TEXT EXCERPT –
********************
Imagine that a woman with a cleft chin mates with a man with a smooth chin. What type of chin will their child have? The answer to that depends on which alleles each parent carries. If the woman is homozygous for cleft chin (BB), her offspring will always have cleft chin. It gets a little more complicated, however, if the mother is heterozygous for this gene (Bb). Since the father has a smooth chin—therefore homozygous for the recessive allele (bb)—we can expect the offspring to have a 50% chance of having a cleft chin and a 50% chance of having a smooth chin (Figure 4.4).

Image (a) is a Punnett square showing the four possible combinations (Bb, bb, Bb, bb) resulting from the pairing of a bb father and a Bb mother. Image (b) is a close-up photograph showing a cleft chin.
Figure 4.4 (a) A Punnett square is a tool used to predict how genes will interact in the production of offspring. The capital B represents the dominant allele, and the lowercase b represents the recessive allele. In the example of the cleft chin, where B is cleft chin (dominant allele), wherever a pair contains the dominant allele, B, you can expect a cleft chin phenotype. You can expect a smooth chin phenotype only when there are two copies of the recessive allele, bb. (b) A cleft chin, shown here, is an inherited trait.

Sickle-cell anemia is just one of many genetic disorders caused by the pairing of two recessive genes. For example, phenylketonuria (PKU) is a condition in which individuals lack an enzyme that normally converts harmful amino acids into harmless byproducts. If someone with this condition goes untreated, he or she will experience significant deficits in cognitive function, seizures, and increased risk of various psychiatric disorders. Because PKU is a recessive trait, each parent must have at least one copy of the recessive allele in order to produce a child with the condition (Figure 4.5).
********************
In the text on inherited traits, what chance does the child of a smooth-chinned father and a heterozygous (Bb) mother have of having a cleft chin?
********************
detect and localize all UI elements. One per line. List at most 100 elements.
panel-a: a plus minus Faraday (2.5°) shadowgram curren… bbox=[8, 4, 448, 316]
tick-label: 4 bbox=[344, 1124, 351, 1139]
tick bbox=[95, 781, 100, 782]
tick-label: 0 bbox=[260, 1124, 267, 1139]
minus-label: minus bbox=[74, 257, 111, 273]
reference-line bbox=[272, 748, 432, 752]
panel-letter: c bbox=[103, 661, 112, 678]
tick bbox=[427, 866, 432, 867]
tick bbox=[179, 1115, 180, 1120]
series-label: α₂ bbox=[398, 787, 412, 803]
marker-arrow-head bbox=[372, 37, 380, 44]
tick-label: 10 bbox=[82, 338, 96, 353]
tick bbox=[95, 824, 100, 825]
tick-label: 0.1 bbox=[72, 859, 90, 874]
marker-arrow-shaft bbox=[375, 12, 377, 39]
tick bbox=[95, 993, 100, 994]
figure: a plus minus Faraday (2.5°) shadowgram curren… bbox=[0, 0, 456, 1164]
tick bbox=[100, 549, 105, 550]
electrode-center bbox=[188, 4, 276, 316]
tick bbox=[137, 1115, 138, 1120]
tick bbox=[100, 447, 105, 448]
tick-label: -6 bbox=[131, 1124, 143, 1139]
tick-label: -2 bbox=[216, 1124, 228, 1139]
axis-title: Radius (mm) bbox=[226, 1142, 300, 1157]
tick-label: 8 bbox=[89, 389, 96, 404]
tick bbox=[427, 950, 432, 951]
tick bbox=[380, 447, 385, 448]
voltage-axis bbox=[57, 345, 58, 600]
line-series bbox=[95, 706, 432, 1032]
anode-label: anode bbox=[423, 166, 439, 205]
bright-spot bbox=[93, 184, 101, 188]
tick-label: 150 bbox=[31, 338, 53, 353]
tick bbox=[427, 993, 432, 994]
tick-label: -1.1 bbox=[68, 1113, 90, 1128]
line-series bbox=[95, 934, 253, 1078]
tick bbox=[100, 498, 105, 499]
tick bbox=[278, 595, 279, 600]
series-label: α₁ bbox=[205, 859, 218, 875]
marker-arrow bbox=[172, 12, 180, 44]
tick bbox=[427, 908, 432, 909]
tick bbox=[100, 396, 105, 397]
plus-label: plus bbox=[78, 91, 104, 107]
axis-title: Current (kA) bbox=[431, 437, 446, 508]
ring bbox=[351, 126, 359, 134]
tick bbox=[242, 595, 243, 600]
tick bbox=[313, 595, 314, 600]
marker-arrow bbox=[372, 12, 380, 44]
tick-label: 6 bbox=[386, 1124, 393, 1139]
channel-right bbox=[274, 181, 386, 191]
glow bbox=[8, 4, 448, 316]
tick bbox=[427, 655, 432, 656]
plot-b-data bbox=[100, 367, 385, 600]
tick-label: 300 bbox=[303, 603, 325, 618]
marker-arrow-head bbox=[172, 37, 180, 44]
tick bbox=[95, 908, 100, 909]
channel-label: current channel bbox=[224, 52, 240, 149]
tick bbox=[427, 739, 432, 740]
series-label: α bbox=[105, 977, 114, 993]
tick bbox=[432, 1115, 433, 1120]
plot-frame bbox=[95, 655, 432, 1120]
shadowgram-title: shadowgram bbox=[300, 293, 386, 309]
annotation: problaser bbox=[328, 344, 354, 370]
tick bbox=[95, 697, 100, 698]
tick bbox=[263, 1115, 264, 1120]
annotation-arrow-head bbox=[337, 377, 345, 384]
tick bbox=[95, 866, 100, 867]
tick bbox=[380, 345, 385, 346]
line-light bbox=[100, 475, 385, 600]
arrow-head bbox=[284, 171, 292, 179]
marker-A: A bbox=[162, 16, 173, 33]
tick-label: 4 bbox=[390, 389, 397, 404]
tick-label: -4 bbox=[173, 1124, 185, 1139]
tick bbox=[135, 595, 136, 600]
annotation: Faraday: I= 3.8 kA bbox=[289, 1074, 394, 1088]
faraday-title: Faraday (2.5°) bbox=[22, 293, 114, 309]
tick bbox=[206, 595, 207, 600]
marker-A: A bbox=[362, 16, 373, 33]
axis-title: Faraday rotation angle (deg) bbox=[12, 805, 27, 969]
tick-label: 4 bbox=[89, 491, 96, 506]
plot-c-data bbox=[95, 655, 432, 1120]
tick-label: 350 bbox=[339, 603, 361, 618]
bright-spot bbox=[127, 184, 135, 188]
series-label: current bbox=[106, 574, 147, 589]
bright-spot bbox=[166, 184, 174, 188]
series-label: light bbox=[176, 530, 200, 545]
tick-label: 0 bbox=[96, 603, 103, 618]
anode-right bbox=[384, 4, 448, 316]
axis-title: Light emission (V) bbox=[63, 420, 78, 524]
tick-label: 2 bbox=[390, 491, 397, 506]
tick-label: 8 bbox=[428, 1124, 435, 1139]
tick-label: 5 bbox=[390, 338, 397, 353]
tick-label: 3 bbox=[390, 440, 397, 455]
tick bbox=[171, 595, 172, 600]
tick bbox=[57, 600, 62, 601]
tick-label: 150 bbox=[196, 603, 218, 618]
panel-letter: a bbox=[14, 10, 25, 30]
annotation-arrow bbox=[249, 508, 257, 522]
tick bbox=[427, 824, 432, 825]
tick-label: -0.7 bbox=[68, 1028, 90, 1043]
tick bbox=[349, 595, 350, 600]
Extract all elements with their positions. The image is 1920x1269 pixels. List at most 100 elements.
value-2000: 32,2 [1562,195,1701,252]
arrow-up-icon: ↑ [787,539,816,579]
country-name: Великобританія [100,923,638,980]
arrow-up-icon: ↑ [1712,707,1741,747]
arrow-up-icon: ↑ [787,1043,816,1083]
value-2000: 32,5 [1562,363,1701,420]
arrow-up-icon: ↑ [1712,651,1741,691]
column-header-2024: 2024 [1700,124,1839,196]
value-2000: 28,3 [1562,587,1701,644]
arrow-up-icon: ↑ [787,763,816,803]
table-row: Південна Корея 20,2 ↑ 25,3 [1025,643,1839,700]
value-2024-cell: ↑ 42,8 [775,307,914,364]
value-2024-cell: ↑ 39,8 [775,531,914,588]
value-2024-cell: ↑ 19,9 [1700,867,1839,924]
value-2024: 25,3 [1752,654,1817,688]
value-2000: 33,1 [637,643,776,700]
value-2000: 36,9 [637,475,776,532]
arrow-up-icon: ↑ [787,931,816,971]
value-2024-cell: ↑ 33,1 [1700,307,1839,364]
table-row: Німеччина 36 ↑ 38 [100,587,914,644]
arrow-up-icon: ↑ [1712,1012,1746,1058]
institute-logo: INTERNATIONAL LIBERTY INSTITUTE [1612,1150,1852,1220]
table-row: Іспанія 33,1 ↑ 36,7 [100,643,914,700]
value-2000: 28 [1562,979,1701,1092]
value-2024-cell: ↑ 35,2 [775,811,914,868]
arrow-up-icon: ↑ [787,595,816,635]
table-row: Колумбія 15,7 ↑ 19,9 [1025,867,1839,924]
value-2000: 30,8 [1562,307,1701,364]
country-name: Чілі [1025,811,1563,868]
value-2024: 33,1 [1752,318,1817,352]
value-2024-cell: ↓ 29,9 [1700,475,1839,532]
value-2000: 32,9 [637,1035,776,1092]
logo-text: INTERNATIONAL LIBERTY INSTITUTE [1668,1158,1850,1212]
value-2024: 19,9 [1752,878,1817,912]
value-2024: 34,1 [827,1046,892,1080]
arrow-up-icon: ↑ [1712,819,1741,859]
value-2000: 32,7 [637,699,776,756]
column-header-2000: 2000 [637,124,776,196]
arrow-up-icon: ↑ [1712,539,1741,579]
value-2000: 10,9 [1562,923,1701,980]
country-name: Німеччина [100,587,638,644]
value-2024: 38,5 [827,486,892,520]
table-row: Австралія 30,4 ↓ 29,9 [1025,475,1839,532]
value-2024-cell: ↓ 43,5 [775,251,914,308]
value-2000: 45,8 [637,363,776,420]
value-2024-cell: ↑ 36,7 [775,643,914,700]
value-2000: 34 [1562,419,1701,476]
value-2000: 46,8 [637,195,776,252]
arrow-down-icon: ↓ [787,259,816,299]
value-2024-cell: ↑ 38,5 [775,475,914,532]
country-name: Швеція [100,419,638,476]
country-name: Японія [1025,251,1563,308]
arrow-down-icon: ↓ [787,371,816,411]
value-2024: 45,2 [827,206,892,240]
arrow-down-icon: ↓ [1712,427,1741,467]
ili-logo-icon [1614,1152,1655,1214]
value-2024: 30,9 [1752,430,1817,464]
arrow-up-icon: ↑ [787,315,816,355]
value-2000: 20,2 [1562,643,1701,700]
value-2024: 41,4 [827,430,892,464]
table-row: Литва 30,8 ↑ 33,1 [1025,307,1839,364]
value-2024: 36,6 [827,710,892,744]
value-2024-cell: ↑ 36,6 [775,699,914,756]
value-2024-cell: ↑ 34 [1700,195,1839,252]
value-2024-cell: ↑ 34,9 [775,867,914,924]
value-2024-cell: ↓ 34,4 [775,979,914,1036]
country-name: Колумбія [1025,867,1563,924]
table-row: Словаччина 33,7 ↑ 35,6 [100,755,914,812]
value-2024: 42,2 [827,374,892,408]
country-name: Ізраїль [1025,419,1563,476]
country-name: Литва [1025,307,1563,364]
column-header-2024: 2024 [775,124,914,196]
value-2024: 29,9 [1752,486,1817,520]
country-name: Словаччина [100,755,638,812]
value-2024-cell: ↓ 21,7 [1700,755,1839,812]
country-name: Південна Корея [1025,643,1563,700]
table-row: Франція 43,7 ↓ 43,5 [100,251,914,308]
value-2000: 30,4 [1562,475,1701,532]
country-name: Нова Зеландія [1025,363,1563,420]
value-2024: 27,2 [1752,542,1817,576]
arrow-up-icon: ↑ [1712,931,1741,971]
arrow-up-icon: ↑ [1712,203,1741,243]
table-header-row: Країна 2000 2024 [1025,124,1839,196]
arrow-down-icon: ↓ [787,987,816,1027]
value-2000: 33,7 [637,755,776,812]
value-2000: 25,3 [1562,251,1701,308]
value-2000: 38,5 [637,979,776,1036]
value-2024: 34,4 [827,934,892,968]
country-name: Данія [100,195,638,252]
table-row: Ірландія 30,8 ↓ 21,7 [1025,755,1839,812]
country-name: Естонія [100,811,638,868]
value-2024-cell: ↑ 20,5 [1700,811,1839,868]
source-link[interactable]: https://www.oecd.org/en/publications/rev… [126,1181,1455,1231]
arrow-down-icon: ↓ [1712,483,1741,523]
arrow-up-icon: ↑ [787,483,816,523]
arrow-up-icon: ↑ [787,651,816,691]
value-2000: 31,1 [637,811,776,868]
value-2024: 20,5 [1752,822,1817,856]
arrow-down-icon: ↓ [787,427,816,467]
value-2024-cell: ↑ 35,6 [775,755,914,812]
********************
COMPLETED EXERCISE – A 50% chance.